[Extracted records]
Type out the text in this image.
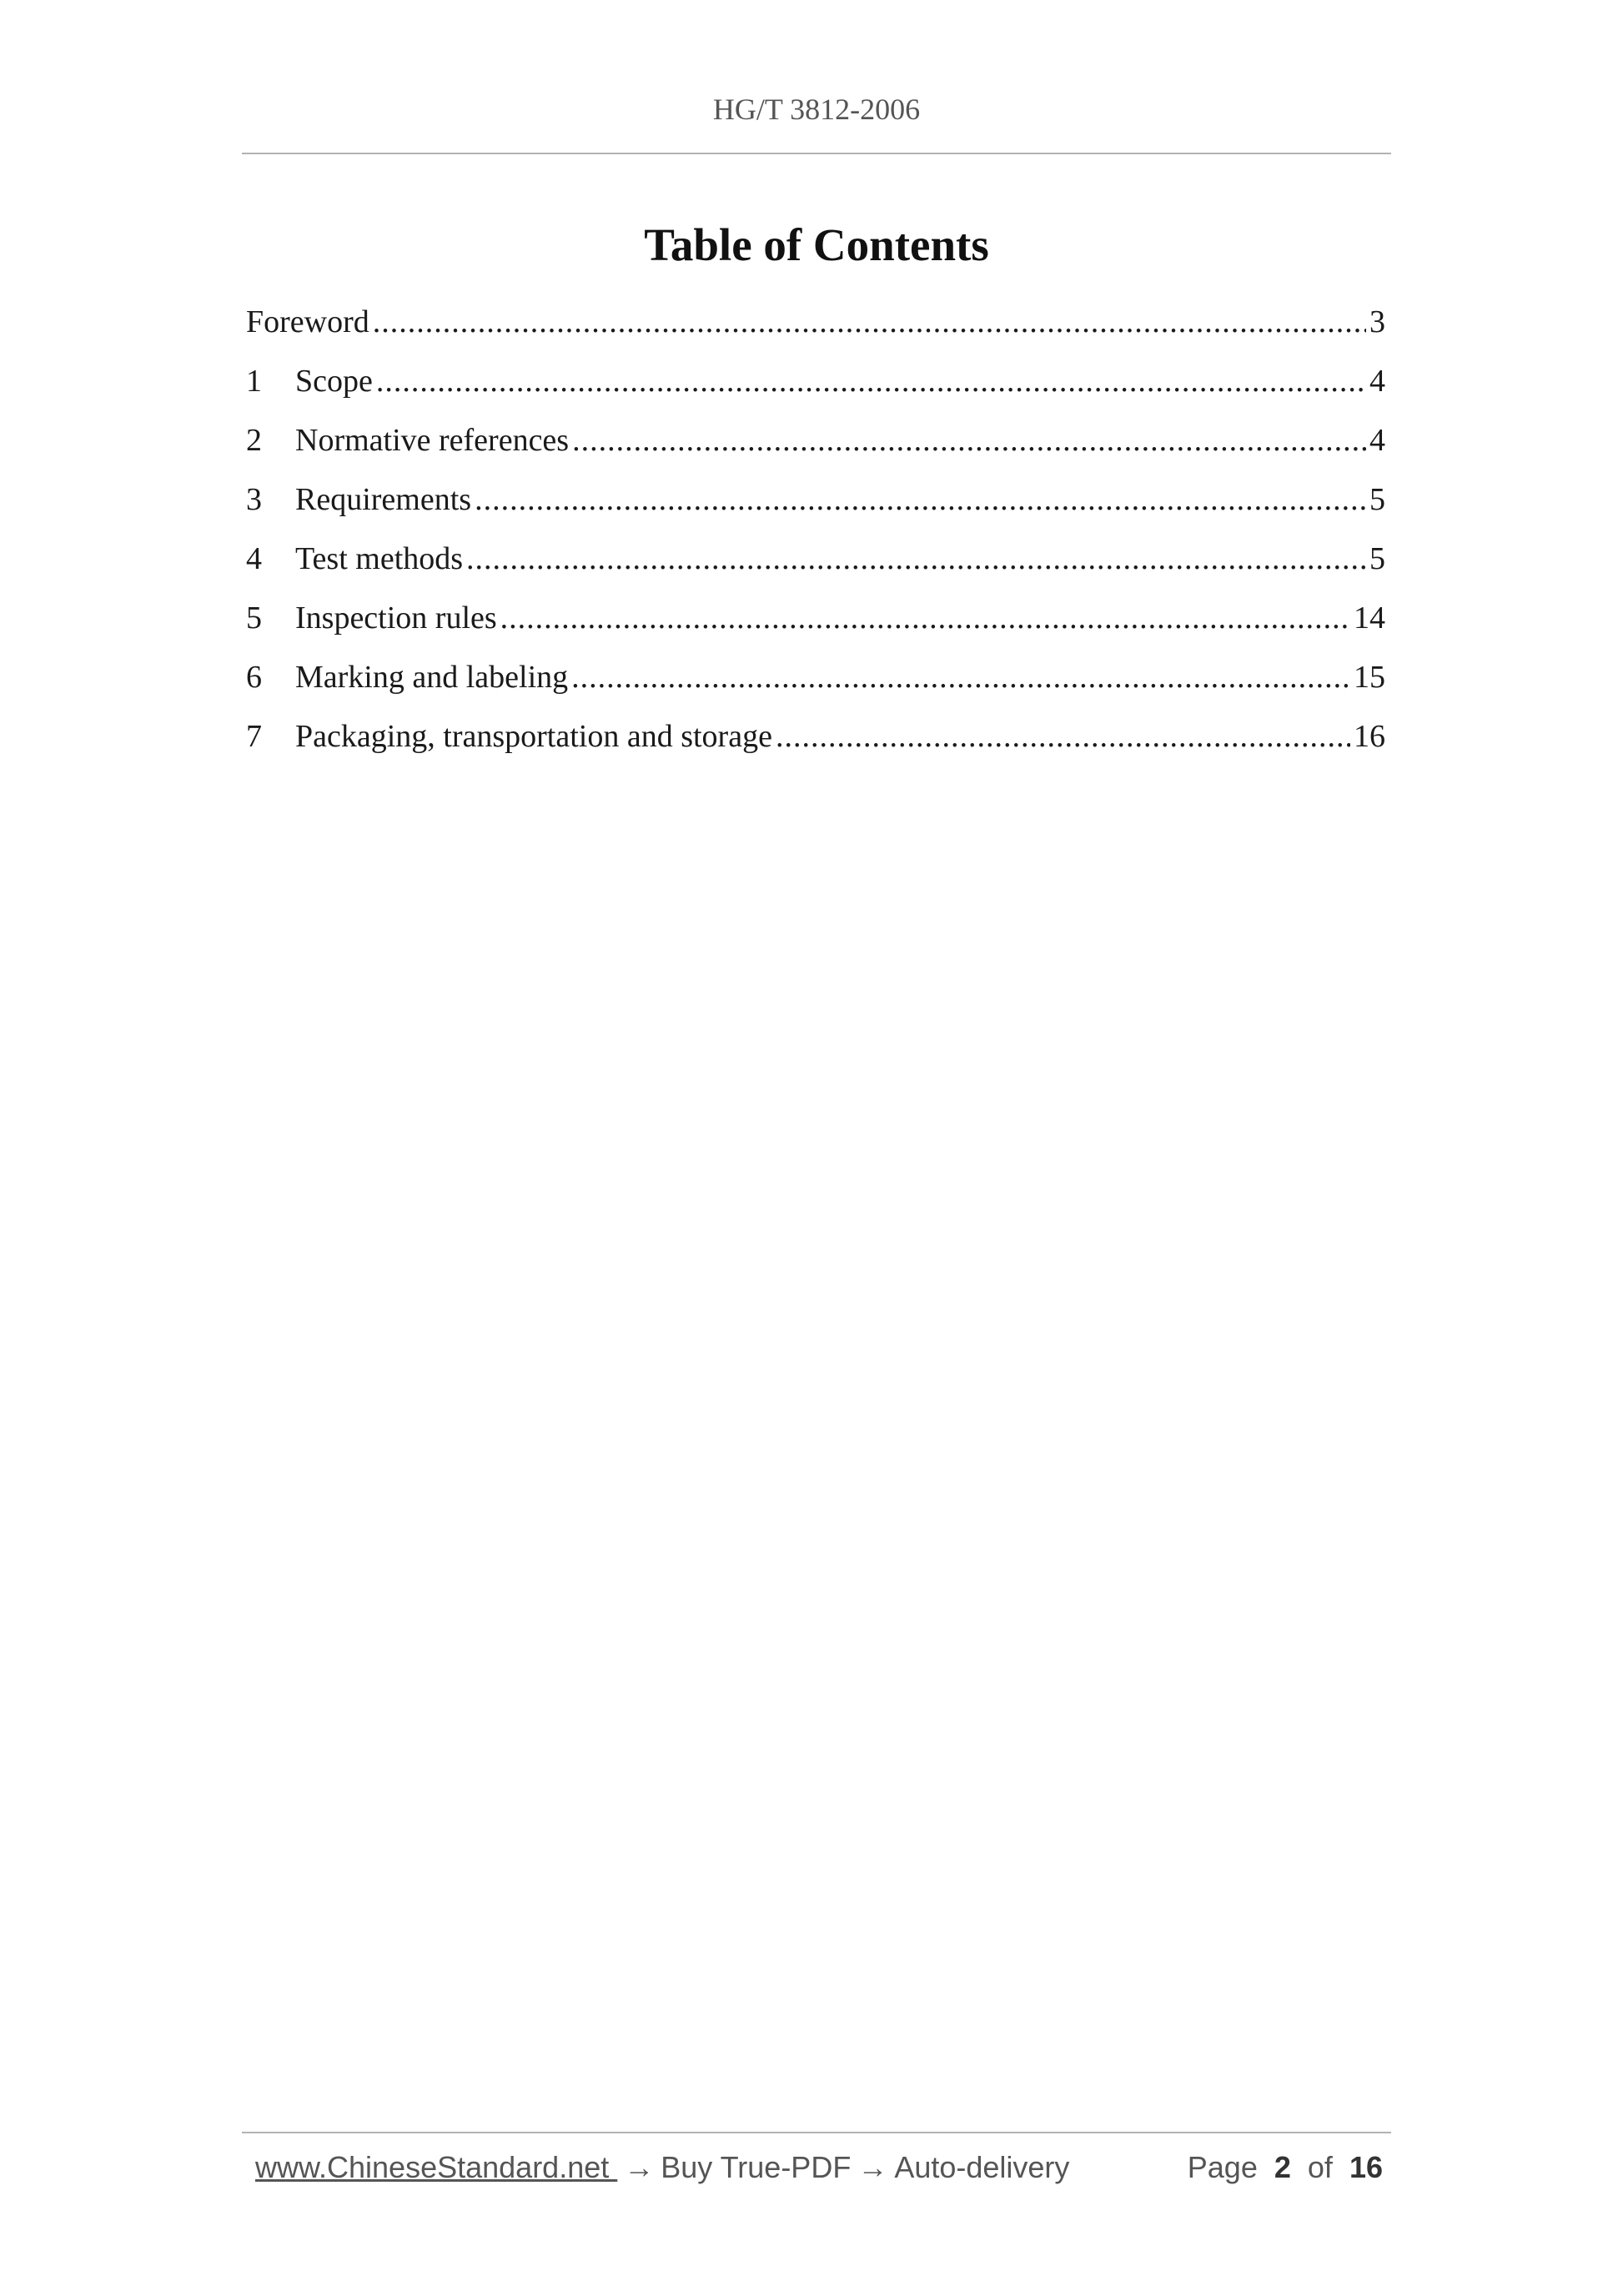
HG/T 3812-2006
Table of Contents
Foreword .....	3
1	Scope .....	4
2	Normative references .....	4
3	Requirements .....	5
4	Test methods .....	5
5	Inspection rules .....	14
6	Marking and labeling .....	15
7	Packaging, transportation and storage .....	16
www.ChineseStandard.net → Buy True-PDF → Auto-delivery	Page 2 of 16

SET EXERCISE: Without the pictures, print the records in full, exactly as they appear.

FINISHED TASK:
Type out the text in this image.
HG/T 3812-2006
Table of Contents
Foreword .....	3
1	Scope .....	4
2	Normative references .....	4
3	Requirements .....	5
4	Test methods .....	5
5	Inspection rules .....	14
6	Marking and labeling .....	15
7	Packaging, transportation and storage .....	16
www.ChineseStandard.net → Buy True-PDF → Auto-delivery	Page 2 of 16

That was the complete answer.